§ **Stated task**: Carry on the page about tan and tanh as user atomic operations, picking up right after its final line.

BEGIN Extracted text

\(\newcommand{\W}[1]{ \; #1 \; }\) \(\newcommand{\R}[1]{ {\rm #1} }\) \(\newcommand{\B}[1]{ {\bf #1} }\) \(\newcommand{\D}[2]{ \frac{\partial #1}{\partial #2} }\) \(\newcommand{\DD}[3]{ \frac{\partial^2 #1}{\partial #2 \partial #3} }\) \(\newcommand{\Dpow}[2]{ \frac{\partial^{#1}}{\partial {#2}^{#1}} }\) \(\newcommand{\dpow}[2]{ \frac{ {\rm d}^{#1}}{{\rm d}\, {#2}^{#1}} }\)
atomic_three_tangent.cpp¶
View page sourceTan and Tanh as User Atomic Operations: Example and Test¶
Discussion¶
The code below uses the tan_forward and tan_reverse
to implement the tangent and hyperbolic tangent
functions as atomic function operations.
It also uses AD<float>
,
while most atomic examples use AD<double>
.
Start Class Definition¶
# include <cppad/cppad.hpp>
namespace { // Begin empty namespace
using CppAD::vector;
//
class atomic_tangent : public CppAD::atomic_three<float> {
Constructor¶
private:
const bool hyperbolic_; // is this hyperbolic tangent
public:
// constructor
atomic_tangent(const char* name, bool hyperbolic)
: CppAD::atomic_three<float>(name),
hyperbolic_(hyperbolic)
{ }
private:
for_type¶
// calculate type_y
bool for_type(
const vector<float>& parameter_x ,
const vector<CppAD::ad_type_enum>& type_x ,
vector<CppAD::ad_type_enum>& type_y ) override
{ assert( parameter_x.size() == type_x.size() );
bool ok = type_x.size() == 1; // n
ok &= type_y.size() == 2; // m
if( ! ok )
return false;
type_y[0] = type_x[0];
type_y[1] = type_x[0];
return true;
}
forward¶
// forward mode routine called by CppAD
bool forward(
const vector<float>& parameter_x ,
const vector<CppAD::ad_type_enum>& type_x ,
size_t need_y ,
size_t p ,
size_t q ,
const vector<float>& tx ,
vector<float>& tzy ) override
{ size_t q1 = q + 1;
# ifndef NDEBUG
size_t n = tx.size() / q1;
size_t m = tzy.size() / q1;
# endif
assert( type_x.size() == n );
assert( n == 1 );
assert( m == 2 );
assert( p <= q );
size_t j, k;
if( p == 0 )

END Extracted text
BEGIN Extracted material

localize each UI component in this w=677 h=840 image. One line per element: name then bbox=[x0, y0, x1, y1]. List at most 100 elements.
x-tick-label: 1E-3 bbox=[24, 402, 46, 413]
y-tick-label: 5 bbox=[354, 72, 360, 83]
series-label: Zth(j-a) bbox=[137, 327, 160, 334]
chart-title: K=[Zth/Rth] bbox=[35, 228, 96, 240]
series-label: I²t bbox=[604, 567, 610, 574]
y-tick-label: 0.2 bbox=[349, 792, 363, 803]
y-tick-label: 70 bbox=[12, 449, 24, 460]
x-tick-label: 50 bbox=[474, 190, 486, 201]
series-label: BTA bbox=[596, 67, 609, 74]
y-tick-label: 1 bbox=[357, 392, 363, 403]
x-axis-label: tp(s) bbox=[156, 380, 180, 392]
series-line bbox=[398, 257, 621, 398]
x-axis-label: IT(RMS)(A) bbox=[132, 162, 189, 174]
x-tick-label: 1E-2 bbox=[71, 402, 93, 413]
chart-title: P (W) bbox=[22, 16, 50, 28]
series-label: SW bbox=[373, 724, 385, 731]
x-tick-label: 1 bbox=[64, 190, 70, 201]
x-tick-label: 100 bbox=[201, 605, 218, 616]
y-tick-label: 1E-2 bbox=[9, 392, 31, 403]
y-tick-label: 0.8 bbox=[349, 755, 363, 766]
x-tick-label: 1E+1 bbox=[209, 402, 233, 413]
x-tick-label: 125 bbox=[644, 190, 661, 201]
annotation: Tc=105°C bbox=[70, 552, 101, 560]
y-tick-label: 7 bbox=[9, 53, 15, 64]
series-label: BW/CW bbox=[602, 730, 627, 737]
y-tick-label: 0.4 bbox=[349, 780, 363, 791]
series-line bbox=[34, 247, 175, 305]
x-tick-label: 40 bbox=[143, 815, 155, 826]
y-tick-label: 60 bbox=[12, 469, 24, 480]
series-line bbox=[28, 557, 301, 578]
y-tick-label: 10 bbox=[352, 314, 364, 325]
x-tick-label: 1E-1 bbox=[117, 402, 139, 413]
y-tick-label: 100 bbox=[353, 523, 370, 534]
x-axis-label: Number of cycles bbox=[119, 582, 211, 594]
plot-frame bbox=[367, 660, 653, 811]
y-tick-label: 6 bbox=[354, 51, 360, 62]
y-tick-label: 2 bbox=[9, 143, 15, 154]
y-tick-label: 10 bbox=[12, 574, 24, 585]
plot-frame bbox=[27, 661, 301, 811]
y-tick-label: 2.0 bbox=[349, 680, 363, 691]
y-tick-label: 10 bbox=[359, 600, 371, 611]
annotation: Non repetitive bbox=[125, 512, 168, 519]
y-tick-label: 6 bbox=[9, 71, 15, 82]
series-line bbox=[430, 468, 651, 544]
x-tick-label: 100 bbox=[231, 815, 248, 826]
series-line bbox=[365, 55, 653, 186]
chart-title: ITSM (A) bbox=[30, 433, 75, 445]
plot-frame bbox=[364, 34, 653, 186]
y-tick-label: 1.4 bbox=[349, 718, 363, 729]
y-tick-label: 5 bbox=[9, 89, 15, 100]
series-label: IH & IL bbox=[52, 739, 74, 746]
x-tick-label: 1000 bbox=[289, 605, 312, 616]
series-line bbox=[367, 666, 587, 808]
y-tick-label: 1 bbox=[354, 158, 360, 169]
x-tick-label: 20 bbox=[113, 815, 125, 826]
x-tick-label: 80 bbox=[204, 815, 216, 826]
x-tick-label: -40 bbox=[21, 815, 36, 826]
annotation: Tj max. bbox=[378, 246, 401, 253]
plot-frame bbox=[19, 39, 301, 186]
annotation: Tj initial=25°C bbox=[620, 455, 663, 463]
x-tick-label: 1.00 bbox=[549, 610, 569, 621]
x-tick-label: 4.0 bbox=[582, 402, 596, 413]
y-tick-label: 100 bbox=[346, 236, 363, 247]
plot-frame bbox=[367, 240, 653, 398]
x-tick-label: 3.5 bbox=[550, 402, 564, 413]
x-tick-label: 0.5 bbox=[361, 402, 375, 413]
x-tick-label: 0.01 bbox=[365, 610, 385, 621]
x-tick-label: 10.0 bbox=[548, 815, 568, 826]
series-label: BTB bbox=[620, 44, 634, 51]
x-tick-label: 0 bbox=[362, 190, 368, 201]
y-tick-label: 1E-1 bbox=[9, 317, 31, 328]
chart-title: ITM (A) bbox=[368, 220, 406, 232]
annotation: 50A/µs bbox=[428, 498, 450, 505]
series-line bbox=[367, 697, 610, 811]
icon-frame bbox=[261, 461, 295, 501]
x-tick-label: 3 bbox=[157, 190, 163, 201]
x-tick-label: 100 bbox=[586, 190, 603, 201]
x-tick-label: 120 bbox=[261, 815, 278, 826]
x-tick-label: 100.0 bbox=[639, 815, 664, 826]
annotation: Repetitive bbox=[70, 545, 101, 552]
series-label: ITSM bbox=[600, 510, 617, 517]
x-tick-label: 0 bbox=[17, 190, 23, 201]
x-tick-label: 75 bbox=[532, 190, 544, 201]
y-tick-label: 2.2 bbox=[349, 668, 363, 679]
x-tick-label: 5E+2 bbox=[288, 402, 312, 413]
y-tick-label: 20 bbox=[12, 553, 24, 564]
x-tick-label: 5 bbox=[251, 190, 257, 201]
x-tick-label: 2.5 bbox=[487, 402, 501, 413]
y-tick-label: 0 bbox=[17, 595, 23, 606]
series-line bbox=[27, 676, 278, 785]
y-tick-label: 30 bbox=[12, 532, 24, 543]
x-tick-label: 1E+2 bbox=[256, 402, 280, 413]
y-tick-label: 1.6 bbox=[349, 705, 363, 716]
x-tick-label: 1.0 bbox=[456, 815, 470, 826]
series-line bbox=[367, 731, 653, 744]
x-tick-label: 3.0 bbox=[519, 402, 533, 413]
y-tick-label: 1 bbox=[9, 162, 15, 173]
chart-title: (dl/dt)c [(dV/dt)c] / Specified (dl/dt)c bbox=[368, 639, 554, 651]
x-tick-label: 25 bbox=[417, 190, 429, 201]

END Extracted material

§ **Final result**:
{ // z^{(0)} = tan( x^{(0)} ) or tanh( x^{(0)} )
if( hyperbolic_ )
tzy[0] = float( tanh( tx[0] ) );
else
tzy[0] = float( tan( tx[0] ) );
// y^{(0)} = z^{(0)} * z^{(0)}
tzy[q1 + 0] = tzy[0] * tzy[0];
p++;
}
for(j = p; j <= q; j++)
{ float j_inv = 1.f / float(j);
if( hyperbolic_ )
j_inv = - j_inv;
// z^{(j)} = x^{(j)} +- sum_{k=1}^j k x^{(k)} y^{(j-k)} / j
tzy[j] = tx[j];
for(k = 1; k <= j; k++)
tzy[j] += tx[k] * tzy[q1 + j-k] * float(k) * j_inv;
// y^{(j)} = sum_{k=0}^j z^{(k)} z^{(j-k)}
tzy[q1 + j] = 0.;
for(k = 0; k <= j; k++)
tzy[q1 + j] += tzy[k] * tzy[j-k];
}
// All orders are implemented and there are no possible errors
return true;
}
reverse¶
// reverse mode routine called by CppAD
bool reverse(
const vector<float>& parameter_x ,
const vector<CppAD::ad_type_enum>& type_x ,
size_t q ,
const vector<float>& tx ,
const vector<float>& tzy ,
vector<float>& px ,
const vector<float>& pzy ) override
{ size_t q1 = q + 1;
# ifndef NDEBUG
size_t n = tx.size() / q1;
size_t m = tzy.size() / q1;
# endif
assert( px.size() == n * q1 );
assert( pzy.size() == m * q1 );
assert( n == 1 );
assert( m == 2 );
size_t j, k;
// copy because partials w.r.t. y and z need to change
vector<float> qzy = pzy;
// initialize accumultion of reverse mode partials
for(k = 0; k < q1; k++)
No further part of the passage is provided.